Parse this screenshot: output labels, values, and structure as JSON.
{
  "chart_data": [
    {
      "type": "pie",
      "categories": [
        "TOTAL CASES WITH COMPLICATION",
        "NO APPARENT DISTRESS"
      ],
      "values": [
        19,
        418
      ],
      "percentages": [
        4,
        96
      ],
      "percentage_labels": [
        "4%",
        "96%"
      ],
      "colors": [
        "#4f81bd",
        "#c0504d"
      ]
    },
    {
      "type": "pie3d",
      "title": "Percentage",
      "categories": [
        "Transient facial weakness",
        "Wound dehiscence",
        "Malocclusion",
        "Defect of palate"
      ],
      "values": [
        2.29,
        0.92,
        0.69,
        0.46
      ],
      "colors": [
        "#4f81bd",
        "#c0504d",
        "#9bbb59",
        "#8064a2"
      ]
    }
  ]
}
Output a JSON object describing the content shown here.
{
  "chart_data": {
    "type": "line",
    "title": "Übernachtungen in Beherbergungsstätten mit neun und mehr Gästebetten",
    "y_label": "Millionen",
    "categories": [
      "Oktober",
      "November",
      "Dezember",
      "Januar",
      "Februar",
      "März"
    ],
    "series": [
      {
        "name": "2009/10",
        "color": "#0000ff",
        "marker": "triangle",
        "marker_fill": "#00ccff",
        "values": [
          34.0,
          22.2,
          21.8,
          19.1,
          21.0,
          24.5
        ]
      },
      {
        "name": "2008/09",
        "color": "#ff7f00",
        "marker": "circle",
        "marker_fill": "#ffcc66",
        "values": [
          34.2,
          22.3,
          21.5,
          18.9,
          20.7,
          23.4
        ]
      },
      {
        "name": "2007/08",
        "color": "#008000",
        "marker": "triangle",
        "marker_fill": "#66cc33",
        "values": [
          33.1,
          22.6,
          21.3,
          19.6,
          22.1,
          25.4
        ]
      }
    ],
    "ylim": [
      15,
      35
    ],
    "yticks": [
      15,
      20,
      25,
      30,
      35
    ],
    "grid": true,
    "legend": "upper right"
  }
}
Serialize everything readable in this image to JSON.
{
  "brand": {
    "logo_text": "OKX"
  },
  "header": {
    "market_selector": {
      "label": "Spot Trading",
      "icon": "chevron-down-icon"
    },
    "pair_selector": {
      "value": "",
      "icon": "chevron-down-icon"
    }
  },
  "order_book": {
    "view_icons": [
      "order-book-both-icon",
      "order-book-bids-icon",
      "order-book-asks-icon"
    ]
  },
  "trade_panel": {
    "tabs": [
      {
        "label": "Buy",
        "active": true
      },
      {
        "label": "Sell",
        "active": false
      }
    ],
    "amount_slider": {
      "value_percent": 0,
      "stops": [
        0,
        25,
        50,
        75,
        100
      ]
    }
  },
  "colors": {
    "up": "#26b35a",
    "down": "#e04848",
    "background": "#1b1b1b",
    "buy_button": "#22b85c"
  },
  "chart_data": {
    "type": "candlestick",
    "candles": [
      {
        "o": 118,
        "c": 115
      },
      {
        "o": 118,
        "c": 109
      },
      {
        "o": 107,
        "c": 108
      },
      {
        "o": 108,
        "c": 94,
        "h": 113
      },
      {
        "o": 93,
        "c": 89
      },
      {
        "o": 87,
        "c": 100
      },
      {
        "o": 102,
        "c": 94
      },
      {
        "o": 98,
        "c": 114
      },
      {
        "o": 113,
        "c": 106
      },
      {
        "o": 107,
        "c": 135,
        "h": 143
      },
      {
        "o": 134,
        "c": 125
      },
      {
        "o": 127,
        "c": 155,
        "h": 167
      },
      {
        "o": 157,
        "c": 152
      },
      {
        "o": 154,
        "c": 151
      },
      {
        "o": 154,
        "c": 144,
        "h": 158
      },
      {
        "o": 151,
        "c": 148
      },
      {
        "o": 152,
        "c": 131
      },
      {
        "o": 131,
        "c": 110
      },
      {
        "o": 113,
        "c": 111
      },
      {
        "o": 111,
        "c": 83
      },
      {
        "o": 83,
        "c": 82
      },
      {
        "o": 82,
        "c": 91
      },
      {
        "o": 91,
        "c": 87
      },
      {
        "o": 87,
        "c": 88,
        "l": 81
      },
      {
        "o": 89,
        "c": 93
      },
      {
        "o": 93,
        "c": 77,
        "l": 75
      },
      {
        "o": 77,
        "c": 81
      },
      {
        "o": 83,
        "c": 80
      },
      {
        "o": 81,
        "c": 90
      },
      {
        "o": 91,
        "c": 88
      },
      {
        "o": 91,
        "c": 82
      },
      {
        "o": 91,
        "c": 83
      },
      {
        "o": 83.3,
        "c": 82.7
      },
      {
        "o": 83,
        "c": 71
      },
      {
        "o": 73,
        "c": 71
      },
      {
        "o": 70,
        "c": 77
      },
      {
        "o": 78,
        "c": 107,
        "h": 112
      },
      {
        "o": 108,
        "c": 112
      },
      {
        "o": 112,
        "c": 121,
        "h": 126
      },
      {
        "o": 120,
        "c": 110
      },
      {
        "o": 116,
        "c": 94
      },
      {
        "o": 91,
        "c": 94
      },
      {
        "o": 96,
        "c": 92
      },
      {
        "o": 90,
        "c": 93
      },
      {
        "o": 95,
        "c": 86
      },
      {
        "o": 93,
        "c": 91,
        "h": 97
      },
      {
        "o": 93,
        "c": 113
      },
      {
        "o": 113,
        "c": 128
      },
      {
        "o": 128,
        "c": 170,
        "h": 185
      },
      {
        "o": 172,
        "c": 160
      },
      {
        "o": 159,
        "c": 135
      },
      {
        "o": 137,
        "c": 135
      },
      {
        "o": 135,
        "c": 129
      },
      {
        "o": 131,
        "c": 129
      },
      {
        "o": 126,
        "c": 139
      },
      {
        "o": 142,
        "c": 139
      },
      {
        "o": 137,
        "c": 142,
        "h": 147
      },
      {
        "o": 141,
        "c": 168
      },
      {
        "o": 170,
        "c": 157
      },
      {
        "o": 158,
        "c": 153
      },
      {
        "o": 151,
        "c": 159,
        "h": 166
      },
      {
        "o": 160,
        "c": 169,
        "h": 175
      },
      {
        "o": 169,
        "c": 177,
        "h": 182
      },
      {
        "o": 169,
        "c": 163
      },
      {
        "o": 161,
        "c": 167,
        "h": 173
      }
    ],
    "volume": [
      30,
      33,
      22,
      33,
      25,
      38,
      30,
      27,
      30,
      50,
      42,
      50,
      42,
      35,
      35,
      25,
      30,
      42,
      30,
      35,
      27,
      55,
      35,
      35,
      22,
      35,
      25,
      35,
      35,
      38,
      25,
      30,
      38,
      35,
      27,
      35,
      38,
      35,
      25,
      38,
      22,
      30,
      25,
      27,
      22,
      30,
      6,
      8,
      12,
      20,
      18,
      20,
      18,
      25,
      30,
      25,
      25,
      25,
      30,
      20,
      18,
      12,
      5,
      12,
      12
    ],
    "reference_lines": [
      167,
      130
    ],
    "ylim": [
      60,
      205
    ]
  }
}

TASK STATEMENT ->
Read the entries above, then pull out the lines that include "title".

ANSWER BELOW ->
      "title": "Percentage",
    "title": "Übernachtungen in Beherbergungsstätten mit neun und mehr Gästebetten",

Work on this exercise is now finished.